WHAT IS EXPECTED: Find the lines below that contain the string "content". Copy each one.

Extracts from a graphics dataset:
══════════
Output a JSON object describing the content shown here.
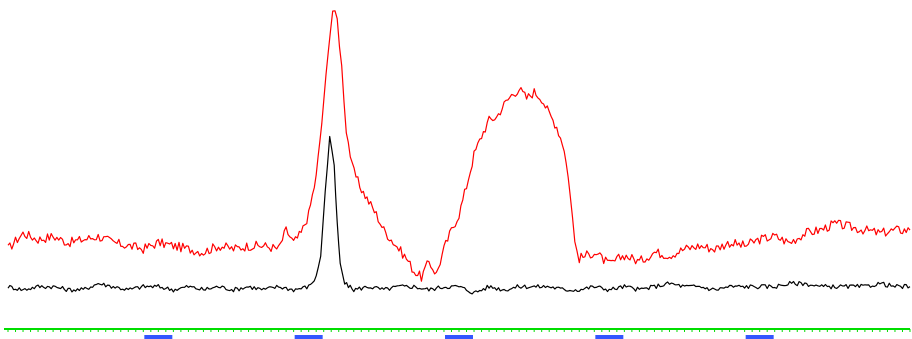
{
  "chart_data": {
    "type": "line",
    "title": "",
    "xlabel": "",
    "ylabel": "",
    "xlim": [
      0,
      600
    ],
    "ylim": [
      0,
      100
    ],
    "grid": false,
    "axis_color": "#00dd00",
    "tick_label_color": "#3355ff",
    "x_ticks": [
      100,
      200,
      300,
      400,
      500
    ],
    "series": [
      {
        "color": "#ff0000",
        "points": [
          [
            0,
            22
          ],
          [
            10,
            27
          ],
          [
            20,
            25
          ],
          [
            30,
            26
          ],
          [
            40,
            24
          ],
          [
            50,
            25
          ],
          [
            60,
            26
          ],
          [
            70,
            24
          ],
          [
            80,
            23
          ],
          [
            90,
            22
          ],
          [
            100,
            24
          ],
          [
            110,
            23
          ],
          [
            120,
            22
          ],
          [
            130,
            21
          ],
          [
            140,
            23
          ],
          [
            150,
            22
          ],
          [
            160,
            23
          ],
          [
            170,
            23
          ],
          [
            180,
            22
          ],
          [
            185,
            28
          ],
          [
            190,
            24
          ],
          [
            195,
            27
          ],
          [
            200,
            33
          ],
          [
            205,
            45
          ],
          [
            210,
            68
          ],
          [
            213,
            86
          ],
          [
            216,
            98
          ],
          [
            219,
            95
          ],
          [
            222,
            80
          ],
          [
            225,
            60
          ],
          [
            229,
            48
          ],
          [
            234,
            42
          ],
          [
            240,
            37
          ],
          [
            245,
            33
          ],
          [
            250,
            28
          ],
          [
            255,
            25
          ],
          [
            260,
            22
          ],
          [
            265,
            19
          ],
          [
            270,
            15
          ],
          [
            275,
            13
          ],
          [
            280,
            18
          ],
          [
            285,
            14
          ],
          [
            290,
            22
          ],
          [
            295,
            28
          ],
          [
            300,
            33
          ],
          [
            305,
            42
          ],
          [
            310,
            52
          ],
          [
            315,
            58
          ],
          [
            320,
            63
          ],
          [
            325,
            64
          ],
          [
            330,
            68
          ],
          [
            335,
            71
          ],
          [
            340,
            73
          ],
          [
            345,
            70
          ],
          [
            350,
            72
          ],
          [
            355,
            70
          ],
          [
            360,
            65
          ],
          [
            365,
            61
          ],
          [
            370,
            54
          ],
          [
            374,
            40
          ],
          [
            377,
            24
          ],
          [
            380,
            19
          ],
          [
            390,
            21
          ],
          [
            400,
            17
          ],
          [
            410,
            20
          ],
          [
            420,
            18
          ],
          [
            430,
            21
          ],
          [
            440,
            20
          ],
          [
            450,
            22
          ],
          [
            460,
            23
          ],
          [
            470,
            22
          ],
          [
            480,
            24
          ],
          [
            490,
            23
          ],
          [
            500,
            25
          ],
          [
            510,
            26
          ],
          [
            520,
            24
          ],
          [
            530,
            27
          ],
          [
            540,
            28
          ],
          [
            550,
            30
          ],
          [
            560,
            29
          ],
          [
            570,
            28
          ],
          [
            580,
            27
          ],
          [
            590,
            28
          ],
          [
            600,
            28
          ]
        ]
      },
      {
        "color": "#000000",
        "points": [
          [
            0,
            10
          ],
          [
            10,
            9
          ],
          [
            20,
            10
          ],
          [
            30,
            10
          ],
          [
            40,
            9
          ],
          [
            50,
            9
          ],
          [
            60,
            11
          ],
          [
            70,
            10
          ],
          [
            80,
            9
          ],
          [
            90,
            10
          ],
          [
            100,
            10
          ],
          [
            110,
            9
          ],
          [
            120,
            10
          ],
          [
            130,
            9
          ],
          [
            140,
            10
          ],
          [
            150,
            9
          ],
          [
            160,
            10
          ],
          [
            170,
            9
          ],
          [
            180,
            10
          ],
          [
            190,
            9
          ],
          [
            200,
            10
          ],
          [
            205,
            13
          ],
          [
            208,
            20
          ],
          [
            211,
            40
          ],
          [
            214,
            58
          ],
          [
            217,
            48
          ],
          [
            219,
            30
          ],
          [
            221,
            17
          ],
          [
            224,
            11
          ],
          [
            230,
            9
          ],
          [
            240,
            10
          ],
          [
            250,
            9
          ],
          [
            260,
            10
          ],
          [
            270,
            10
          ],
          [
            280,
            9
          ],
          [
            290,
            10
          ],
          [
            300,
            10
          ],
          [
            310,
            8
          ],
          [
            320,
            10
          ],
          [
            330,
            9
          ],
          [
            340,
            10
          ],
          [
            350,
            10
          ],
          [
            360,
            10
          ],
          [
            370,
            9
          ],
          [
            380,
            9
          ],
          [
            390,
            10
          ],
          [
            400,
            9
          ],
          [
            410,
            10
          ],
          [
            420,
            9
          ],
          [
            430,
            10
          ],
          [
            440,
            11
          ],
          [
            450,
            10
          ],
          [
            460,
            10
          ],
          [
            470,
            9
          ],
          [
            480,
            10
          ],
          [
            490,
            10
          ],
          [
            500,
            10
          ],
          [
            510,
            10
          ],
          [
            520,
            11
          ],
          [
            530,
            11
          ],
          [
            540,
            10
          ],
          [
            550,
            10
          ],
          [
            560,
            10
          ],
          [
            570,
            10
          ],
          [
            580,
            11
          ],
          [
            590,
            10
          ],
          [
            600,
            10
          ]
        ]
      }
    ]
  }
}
══════════
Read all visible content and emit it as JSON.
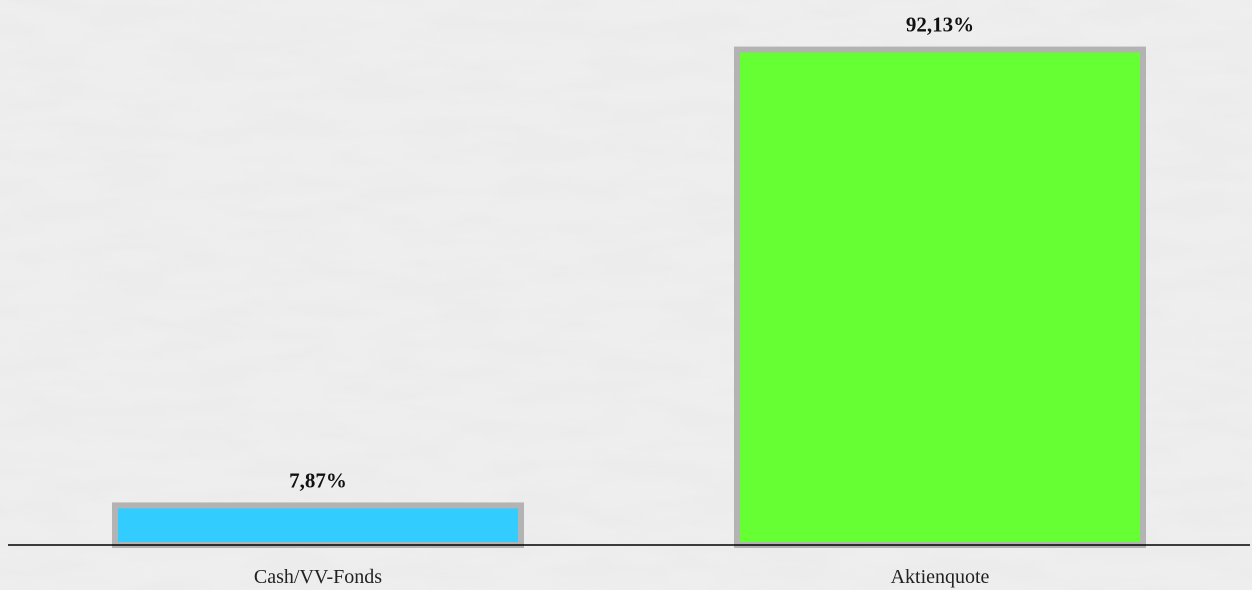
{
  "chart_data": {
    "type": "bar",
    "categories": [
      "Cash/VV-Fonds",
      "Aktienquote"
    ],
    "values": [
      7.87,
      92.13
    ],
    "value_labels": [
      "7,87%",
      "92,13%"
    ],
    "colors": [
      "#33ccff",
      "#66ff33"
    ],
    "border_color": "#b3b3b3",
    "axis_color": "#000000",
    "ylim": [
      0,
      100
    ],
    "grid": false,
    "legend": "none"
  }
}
══════════
EXERCISE SOLUTION:
Output a JSON object describing the content shown here.
Read all visible content and emit it as JSON.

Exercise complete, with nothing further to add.